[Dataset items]
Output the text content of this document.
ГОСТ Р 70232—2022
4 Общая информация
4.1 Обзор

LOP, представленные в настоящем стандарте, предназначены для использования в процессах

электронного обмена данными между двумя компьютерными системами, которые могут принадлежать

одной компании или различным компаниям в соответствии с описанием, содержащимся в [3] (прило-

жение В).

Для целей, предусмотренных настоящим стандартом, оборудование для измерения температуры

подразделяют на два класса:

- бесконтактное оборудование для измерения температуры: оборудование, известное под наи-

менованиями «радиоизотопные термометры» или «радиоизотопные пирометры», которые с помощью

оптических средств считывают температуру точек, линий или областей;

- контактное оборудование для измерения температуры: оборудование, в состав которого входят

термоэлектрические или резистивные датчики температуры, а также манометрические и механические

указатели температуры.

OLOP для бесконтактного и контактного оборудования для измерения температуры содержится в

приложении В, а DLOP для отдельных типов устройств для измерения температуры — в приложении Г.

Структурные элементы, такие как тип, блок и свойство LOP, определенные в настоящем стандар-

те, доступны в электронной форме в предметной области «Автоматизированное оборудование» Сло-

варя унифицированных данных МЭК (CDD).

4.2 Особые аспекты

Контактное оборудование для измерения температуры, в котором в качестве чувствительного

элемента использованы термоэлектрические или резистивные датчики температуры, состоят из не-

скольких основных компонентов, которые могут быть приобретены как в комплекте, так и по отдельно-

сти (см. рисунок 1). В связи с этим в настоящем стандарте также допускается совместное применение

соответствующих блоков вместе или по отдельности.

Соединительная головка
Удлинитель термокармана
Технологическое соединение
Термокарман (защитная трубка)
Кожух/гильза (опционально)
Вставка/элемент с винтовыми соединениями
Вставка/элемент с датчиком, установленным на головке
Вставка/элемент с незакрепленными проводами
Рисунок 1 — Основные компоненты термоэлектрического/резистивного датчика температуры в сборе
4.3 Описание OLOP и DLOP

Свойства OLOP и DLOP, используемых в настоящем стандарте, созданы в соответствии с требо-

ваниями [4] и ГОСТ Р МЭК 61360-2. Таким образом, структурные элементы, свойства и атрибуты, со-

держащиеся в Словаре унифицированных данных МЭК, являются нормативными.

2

To be done
Copy each line of the data exactly, leaving nothing out.

Answer to the problem
Output the text content of this document.
ГОСТ Р 70232—2022
4 Общая информация
4.1 Обзор

LOP, представленные в настоящем стандарте, предназначены для использования в процессах

электронного обмена данными между двумя компьютерными системами, которые могут принадлежать

одной компании или различным компаниям в соответствии с описанием, содержащимся в [3] (прило-

жение В).

Для целей, предусмотренных настоящим стандартом, оборудование для измерения температуры

подразделяют на два класса:

- бесконтактное оборудование для измерения температуры: оборудование, известное под наи-

менованиями «радиоизотопные термометры» или «радиоизотопные пирометры», которые с помощью

оптических средств считывают температуру точек, линий или областей;

- контактное оборудование для измерения температуры: оборудование, в состав которого входят

термоэлектрические или резистивные датчики температуры, а также манометрические и механические

указатели температуры.

OLOP для бесконтактного и контактного оборудования для измерения температуры содержится в

приложении В, а DLOP для отдельных типов устройств для измерения температуры — в приложении Г.

Структурные элементы, такие как тип, блок и свойство LOP, определенные в настоящем стандар-

те, доступны в электронной форме в предметной области «Автоматизированное оборудование» Сло-

варя унифицированных данных МЭК (CDD).

4.2 Особые аспекты

Контактное оборудование для измерения температуры, в котором в качестве чувствительного

элемента использованы термоэлектрические или резистивные датчики температуры, состоят из не-

скольких основных компонентов, которые могут быть приобретены как в комплекте, так и по отдельно-

сти (см. рисунок 1). В связи с этим в настоящем стандарте также допускается совместное применение

соответствующих блоков вместе или по отдельности.

Соединительная головка
Удлинитель термокармана
Технологическое соединение
Термокарман (защитная трубка)
Кожух/гильза (опционально)
Вставка/элемент с винтовыми соединениями
Вставка/элемент с датчиком, установленным на головке
Вставка/элемент с незакрепленными проводами
Рисунок 1 — Основные компоненты термоэлектрического/резистивного датчика температуры в сборе
4.3 Описание OLOP и DLOP

Свойства OLOP и DLOP, используемых в настоящем стандарте, созданы в соответствии с требо-

ваниями [4] и ГОСТ Р МЭК 61360-2. Таким образом, структурные элементы, свойства и атрибуты, со-

держащиеся в Словаре унифицированных данных МЭК, являются нормативными.

2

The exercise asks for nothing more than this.